### EXERCISE TASK
Write out every line of the records below as a JSON list of strings, one string per line, with blank lines dropped. Omit the pictures from your answer.

### Layout dataset records

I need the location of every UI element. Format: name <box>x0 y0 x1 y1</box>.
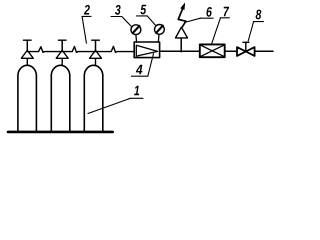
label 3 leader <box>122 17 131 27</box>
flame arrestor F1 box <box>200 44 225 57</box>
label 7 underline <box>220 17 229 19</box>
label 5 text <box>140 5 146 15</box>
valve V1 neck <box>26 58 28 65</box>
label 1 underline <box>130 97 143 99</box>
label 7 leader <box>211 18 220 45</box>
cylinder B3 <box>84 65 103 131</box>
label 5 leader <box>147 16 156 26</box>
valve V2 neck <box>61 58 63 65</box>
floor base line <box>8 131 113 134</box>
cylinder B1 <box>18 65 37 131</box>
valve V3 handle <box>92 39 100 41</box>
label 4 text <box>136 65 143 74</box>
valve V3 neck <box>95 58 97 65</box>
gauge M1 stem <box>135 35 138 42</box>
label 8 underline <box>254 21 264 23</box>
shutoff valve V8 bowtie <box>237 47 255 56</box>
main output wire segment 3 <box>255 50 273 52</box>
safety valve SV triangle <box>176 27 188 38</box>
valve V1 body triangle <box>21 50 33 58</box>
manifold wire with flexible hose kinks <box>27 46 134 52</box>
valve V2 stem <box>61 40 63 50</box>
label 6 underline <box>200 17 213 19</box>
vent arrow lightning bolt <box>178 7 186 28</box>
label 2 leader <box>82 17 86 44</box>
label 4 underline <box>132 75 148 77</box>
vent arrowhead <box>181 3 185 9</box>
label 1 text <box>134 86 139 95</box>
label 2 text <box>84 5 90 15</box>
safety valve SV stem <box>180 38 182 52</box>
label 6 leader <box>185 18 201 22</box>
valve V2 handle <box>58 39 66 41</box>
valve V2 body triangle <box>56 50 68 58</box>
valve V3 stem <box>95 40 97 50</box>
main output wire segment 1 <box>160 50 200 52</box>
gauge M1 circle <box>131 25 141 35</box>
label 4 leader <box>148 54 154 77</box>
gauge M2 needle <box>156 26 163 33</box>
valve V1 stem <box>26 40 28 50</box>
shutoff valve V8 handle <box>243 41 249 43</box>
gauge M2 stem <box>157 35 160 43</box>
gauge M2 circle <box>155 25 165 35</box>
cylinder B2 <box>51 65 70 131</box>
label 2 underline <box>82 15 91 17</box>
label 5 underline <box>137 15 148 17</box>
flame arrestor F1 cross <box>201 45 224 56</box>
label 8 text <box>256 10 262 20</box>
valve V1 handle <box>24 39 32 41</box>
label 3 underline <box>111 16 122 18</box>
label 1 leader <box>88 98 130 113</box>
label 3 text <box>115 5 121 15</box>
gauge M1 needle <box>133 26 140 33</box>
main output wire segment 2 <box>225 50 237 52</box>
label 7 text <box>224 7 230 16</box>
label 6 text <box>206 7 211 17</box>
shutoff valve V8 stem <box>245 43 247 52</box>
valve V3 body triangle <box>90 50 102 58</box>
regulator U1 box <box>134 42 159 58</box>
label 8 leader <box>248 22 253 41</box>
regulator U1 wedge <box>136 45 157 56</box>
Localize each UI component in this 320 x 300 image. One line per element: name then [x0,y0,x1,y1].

### TASK RESPONSE
[
  "I need the location of every UI element. Format: name <box>x0 y0 x1 y1</box>.",
  "label 3 leader <box>122 17 131 27</box>",
  "flame arrestor F1 box <box>200 44 225 57</box>",
  "label 7 underline <box>220 17 229 19</box>",
  "label 5 text <box>140 5 146 15</box>",
  "valve V1 neck <box>26 58 28 65</box>",
  "label 1 underline <box>130 97 143 99</box>",
  "label 7 leader <box>211 18 220 45</box>",
  "cylinder B3 <box>84 65 103 131</box>",
  "label 5 leader <box>147 16 156 26</box>",
  "valve V2 neck <box>61 58 63 65</box>",
  "floor base line <box>8 131 113 134</box>",
  "cylinder B1 <box>18 65 37 131</box>",
  "valve V3 handle <box>92 39 100 41</box>",
  "label 4 text <box>136 65 143 74</box>",
  "valve V3 neck <box>95 58 97 65</box>",
  "gauge M1 stem <box>135 35 138 42</box>",
  "label 8 underline <box>254 21 264 23</box>",
  "shutoff valve V8 bowtie <box>237 47 255 56</box>",
  "main output wire segment 3 <box>255 50 273 52</box>",
  "safety valve SV triangle <box>176 27 188 38</box>",
  "valve V1 body triangle <box>21 50 33 58</box>",
  "manifold wire with flexible hose kinks <box>27 46 134 52</box>",
  "valve V2 stem <box>61 40 63 50</box>",
  "label 6 underline <box>200 17 213 19</box>",
  "vent arrow lightning bolt <box>178 7 186 28</box>",
  "label 2 leader <box>82 17 86 44</box>",
  "label 4 underline <box>132 75 148 77</box>",
  "vent arrowhead <box>181 3 185 9</box>",
  "label 1 text <box>134 86 139 95</box>",
  "label 2 text <box>84 5 90 15</box>",
  "safety valve SV stem <box>180 38 182 52</box>",
  "label 6 leader <box>185 18 201 22</box>",
  "valve V2 handle <box>58 39 66 41</box>",
  "valve V2 body triangle <box>56 50 68 58</box>",
  "valve V3 stem <box>95 40 97 50</box>",
  "main output wire segment 1 <box>160 50 200 52</box>",
  "gauge M1 circle <box>131 25 141 35</box>",
  "label 4 leader <box>148 54 154 77</box>",
  "gauge M2 needle <box>156 26 163 33</box>",
  "valve V1 stem <box>26 40 28 50</box>",
  "shutoff valve V8 handle <box>243 41 249 43</box>",
  "gauge M2 stem <box>157 35 160 43</box>",
  "gauge M2 circle <box>155 25 165 35</box>",
  "cylinder B2 <box>51 65 70 131</box>",
  "label 2 underline <box>82 15 91 17</box>",
  "label 5 underline <box>137 15 148 17</box>",
  "flame arrestor F1 cross <box>201 45 224 56</box>",
  "label 8 text <box>256 10 262 20</box>",
  "valve V1 handle <box>24 39 32 41</box>",
  "label 3 underline <box>111 16 122 18</box>",
  "label 1 leader <box>88 98 130 113</box>",
  "label 3 text <box>115 5 121 15</box>",
  "gauge M1 needle <box>133 26 140 33</box>",
  "main output wire segment 2 <box>225 50 237 52</box>",
  "label 7 text <box>224 7 230 16</box>",
  "label 6 text <box>206 7 211 17</box>",
  "shutoff valve V8 stem <box>245 43 247 52</box>",
  "valve V3 body triangle <box>90 50 102 58</box>",
  "regulator U1 box <box>134 42 159 58</box>",
  "label 8 leader <box>248 22 253 41</box>",
  "regulator U1 wedge <box>136 45 157 56</box>",
  "Localize each UI component in this 320 x 300 image. One line per element: name then [x0,y0,x1,y1]."
]